═══ Dataset excerpts ═══
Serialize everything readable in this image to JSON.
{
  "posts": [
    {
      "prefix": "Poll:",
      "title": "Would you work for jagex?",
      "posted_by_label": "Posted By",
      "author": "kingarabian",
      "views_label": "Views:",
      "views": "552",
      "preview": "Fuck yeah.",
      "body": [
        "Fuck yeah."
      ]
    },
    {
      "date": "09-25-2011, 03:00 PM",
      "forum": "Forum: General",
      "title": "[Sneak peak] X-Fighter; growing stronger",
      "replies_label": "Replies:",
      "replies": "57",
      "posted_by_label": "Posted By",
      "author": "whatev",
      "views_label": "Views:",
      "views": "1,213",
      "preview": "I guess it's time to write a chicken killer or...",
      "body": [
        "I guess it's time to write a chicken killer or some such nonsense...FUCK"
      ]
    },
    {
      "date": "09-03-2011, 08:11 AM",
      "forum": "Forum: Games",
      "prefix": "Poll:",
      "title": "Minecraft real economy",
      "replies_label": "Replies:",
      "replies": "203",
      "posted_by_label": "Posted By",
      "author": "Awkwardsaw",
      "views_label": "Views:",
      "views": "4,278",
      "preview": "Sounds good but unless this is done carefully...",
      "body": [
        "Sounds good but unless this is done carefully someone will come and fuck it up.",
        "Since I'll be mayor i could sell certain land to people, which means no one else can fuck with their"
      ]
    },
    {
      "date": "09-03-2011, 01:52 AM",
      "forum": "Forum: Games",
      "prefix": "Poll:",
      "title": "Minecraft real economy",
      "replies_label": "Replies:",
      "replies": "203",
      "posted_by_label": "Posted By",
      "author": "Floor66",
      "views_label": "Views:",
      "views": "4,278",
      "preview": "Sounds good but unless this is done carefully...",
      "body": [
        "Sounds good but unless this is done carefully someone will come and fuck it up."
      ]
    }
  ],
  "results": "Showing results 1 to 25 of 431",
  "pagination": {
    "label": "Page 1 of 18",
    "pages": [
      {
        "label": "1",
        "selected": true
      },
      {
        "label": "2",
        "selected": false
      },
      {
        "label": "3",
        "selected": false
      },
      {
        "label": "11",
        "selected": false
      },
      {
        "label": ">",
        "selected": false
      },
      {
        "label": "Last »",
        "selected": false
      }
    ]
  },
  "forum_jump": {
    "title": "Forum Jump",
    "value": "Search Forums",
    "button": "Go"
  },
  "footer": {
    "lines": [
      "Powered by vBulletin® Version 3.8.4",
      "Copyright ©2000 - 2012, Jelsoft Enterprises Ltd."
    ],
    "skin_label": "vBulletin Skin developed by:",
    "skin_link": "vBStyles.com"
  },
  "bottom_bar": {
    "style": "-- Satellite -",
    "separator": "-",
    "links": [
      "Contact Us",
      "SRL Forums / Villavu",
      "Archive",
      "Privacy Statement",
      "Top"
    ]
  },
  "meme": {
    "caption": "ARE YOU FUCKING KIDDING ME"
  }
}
═══
**Stated exercise**: Using the material above, print every entry exactly as written.

**Answer in full**:
Serialize everything readable in this image to JSON.
{
  "posts": [
    {
      "prefix": "Poll:",
      "title": "Would you work for jagex?",
      "posted_by_label": "Posted By",
      "author": "kingarabian",
      "views_label": "Views:",
      "views": "552",
      "preview": "Fuck yeah.",
      "body": [
        "Fuck yeah."
      ]
    },
    {
      "date": "09-25-2011, 03:00 PM",
      "forum": "Forum: General",
      "title": "[Sneak peak] X-Fighter; growing stronger",
      "replies_label": "Replies:",
      "replies": "57",
      "posted_by_label": "Posted By",
      "author": "whatev",
      "views_label": "Views:",
      "views": "1,213",
      "preview": "I guess it's time to write a chicken killer or...",
      "body": [
        "I guess it's time to write a chicken killer or some such nonsense...FUCK"
      ]
    },
    {
      "date": "09-03-2011, 08:11 AM",
      "forum": "Forum: Games",
      "prefix": "Poll:",
      "title": "Minecraft real economy",
      "replies_label": "Replies:",
      "replies": "203",
      "posted_by_label": "Posted By",
      "author": "Awkwardsaw",
      "views_label": "Views:",
      "views": "4,278",
      "preview": "Sounds good but unless this is done carefully...",
      "body": [
        "Sounds good but unless this is done carefully someone will come and fuck it up.",
        "Since I'll be mayor i could sell certain land to people, which means no one else can fuck with their"
      ]
    },
    {
      "date": "09-03-2011, 01:52 AM",
      "forum": "Forum: Games",
      "prefix": "Poll:",
      "title": "Minecraft real economy",
      "replies_label": "Replies:",
      "replies": "203",
      "posted_by_label": "Posted By",
      "author": "Floor66",
      "views_label": "Views:",
      "views": "4,278",
      "preview": "Sounds good but unless this is done carefully...",
      "body": [
        "Sounds good but unless this is done carefully someone will come and fuck it up."
      ]
    }
  ],
  "results": "Showing results 1 to 25 of 431",
  "pagination": {
    "label": "Page 1 of 18",
    "pages": [
      {
        "label": "1",
        "selected": true
      },
      {
        "label": "2",
        "selected": false
      },
      {
        "label": "3",
        "selected": false
      },
      {
        "label": "11",
        "selected": false
      },
      {
        "label": ">",
        "selected": false
      },
      {
        "label": "Last »",
        "selected": false
      }
    ]
  },
  "forum_jump": {
    "title": "Forum Jump",
    "value": "Search Forums",
    "button": "Go"
  },
  "footer": {
    "lines": [
      "Powered by vBulletin® Version 3.8.4",
      "Copyright ©2000 - 2012, Jelsoft Enterprises Ltd."
    ],
    "skin_label": "vBulletin Skin developed by:",
    "skin_link": "vBStyles.com"
  },
  "bottom_bar": {
    "style": "-- Satellite -",
    "separator": "-",
    "links": [
      "Contact Us",
      "SRL Forums / Villavu",
      "Archive",
      "Privacy Statement",
      "Top"
    ]
  },
  "meme": {
    "caption": "ARE YOU FUCKING KIDDING ME"
  }
}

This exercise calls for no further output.